**Work to complete**
Work out how many lines of the listing hold "Bohemia", then state only that count.

**Input rows**

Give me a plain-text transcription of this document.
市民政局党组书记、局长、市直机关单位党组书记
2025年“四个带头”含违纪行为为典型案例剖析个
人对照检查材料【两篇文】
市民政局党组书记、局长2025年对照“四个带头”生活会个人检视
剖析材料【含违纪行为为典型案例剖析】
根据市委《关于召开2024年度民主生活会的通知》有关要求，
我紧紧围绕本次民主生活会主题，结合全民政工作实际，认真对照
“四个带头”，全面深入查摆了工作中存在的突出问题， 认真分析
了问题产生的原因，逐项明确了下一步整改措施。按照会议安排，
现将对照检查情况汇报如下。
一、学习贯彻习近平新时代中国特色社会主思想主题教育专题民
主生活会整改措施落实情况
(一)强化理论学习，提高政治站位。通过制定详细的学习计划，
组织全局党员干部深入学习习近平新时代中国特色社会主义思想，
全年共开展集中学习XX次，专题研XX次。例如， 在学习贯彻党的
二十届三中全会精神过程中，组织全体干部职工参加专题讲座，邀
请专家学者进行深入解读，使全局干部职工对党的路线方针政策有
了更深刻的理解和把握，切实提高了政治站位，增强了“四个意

==

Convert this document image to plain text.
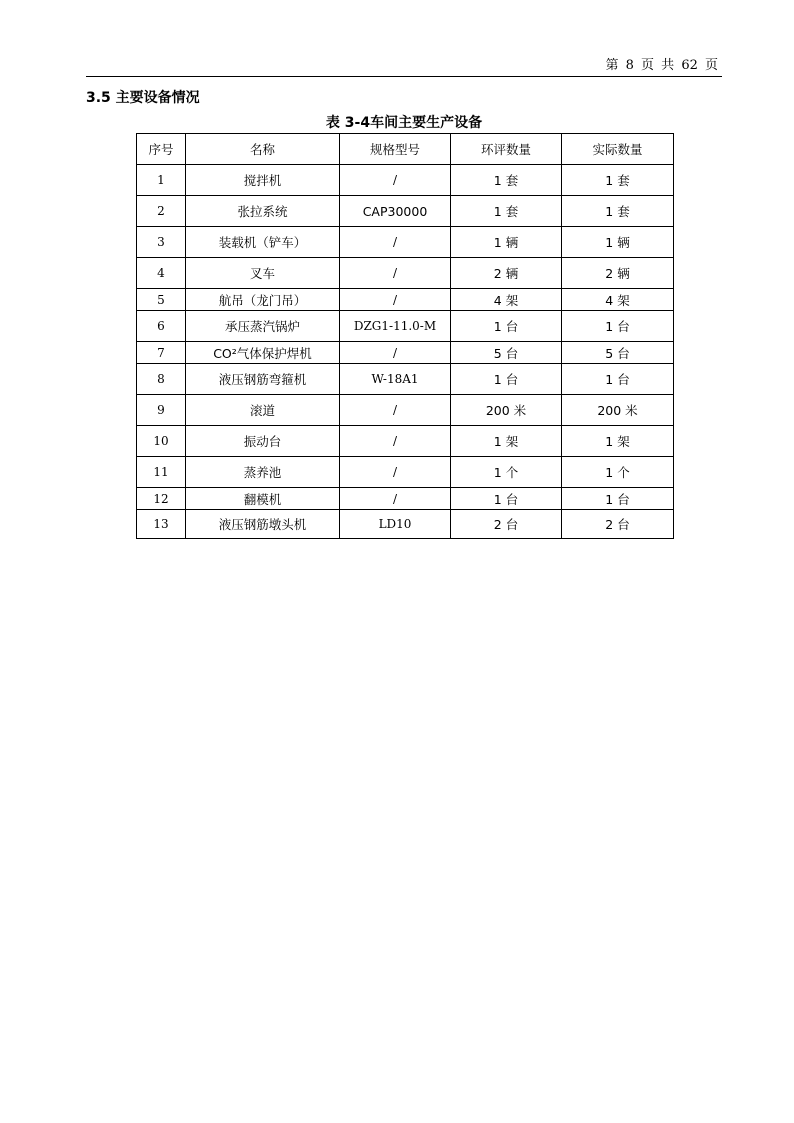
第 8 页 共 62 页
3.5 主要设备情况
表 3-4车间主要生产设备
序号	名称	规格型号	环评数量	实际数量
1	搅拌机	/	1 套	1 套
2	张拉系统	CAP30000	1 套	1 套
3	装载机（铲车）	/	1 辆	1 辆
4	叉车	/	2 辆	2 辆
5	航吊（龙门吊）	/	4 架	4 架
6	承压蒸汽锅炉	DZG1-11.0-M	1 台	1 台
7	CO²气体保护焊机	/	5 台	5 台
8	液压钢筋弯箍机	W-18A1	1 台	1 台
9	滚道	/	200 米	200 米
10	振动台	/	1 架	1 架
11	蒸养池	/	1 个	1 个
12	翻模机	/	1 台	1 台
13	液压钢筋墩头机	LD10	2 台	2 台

...

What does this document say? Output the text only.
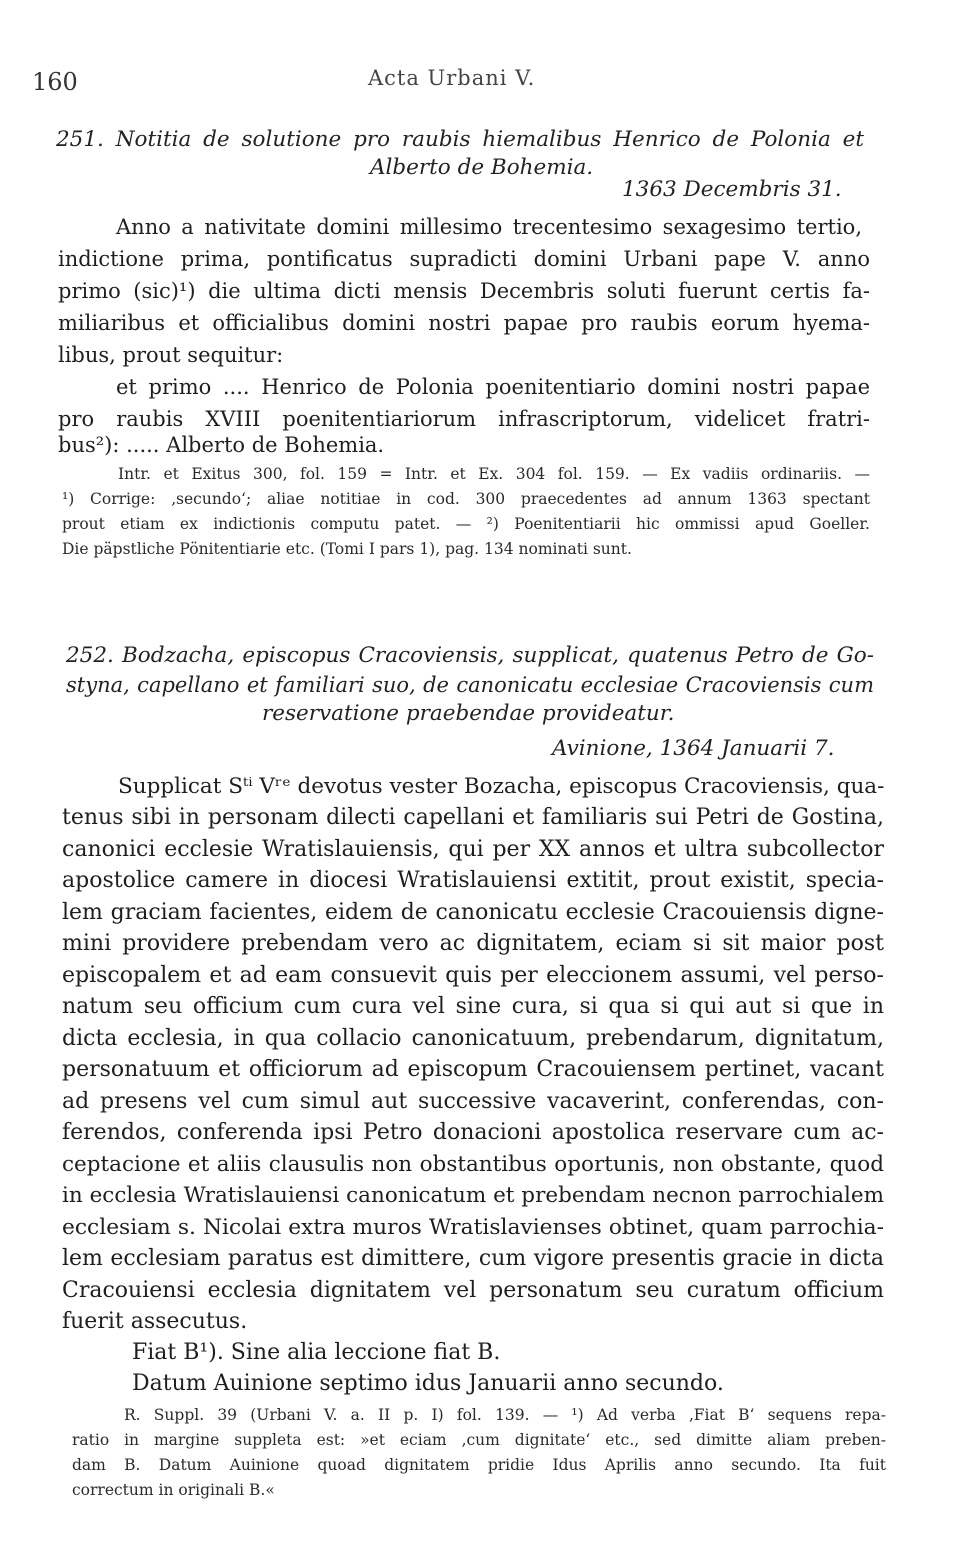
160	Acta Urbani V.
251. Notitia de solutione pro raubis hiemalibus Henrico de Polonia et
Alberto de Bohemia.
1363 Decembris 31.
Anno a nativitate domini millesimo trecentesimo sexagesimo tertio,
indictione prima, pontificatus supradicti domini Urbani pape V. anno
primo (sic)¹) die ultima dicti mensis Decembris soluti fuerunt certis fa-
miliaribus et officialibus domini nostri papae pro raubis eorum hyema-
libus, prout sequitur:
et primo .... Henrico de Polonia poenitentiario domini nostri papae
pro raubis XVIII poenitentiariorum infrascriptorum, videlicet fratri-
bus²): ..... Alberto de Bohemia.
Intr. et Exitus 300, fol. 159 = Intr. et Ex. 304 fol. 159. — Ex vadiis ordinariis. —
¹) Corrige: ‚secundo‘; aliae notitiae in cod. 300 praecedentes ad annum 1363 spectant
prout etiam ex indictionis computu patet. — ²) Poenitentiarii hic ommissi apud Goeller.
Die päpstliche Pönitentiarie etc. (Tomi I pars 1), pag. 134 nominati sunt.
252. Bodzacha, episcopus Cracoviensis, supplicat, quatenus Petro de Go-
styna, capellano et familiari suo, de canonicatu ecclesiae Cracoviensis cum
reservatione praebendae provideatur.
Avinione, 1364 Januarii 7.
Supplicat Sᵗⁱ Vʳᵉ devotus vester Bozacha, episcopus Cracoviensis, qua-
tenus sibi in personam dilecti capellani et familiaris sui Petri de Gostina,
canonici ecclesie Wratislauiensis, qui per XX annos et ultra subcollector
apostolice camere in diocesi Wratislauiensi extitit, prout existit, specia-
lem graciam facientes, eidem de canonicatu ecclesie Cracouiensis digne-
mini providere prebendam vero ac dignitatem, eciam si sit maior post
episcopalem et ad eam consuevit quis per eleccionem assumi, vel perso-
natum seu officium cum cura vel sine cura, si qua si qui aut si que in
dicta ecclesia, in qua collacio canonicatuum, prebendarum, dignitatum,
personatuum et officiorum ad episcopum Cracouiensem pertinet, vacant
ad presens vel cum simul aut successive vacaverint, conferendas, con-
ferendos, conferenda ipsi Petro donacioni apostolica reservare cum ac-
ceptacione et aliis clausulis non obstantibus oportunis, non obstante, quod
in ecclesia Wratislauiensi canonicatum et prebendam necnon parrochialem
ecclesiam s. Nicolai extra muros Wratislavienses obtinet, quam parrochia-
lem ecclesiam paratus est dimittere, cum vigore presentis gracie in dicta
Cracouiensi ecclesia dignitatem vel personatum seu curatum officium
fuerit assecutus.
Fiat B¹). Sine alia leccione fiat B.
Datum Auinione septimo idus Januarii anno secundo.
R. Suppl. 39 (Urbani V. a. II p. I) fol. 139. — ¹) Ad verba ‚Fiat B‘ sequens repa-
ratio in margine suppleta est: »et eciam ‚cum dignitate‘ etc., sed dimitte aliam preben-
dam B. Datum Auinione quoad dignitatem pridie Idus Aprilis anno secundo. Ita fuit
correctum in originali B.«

**Result of the exercise**
2